■ Stored items from a collection ■
[Start of Attachment]

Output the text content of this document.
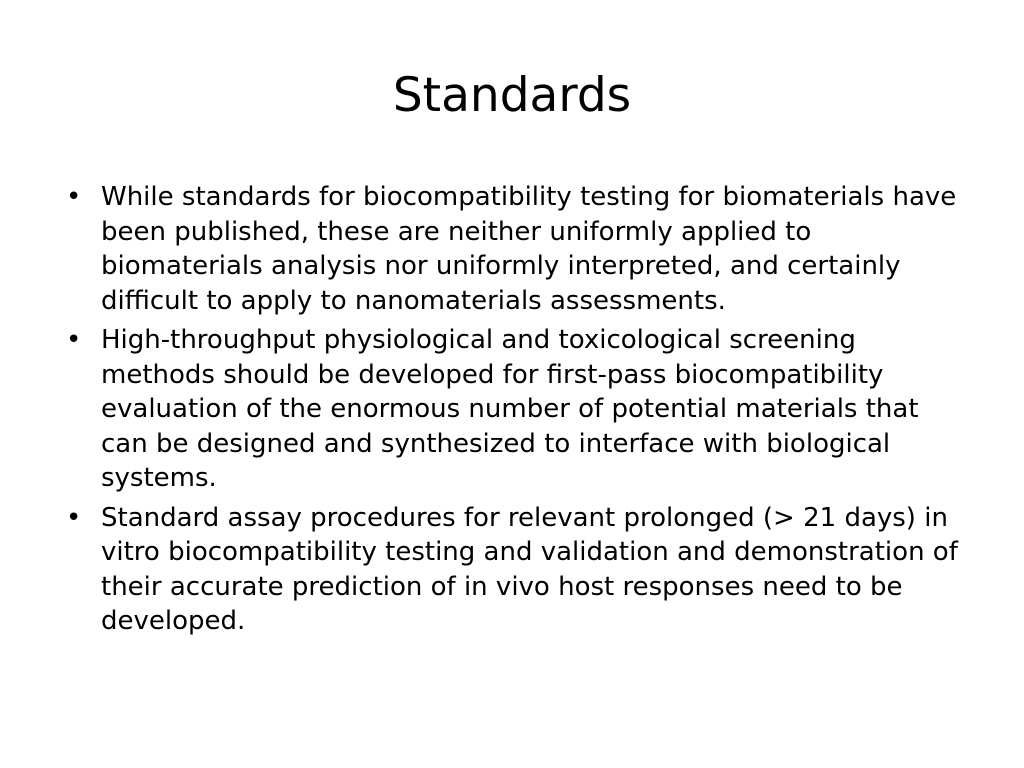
Standards
• While standards for biocompatibility testing for biomaterials have been published, these are neither uniformly applied to biomaterials analysis nor uniformly interpreted, and certainly difficult to apply to nanomaterials assessments.
• High-throughput physiological and toxicological screening methods should be developed for first-pass biocompatibility evaluation of the enormous number of potential materials that can be designed and synthesized to interface with biological systems.
• Standard assay procedures for relevant prolonged (> 21 days) in vitro biocompatibility testing and validation and demonstration of their accurate prediction of in vivo host responses need to be developed.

[End of Attachment]

■ Task objective ■
In the records above, count the lines holding the word "biocompatibility"; give only that number.

■ Your response ■
3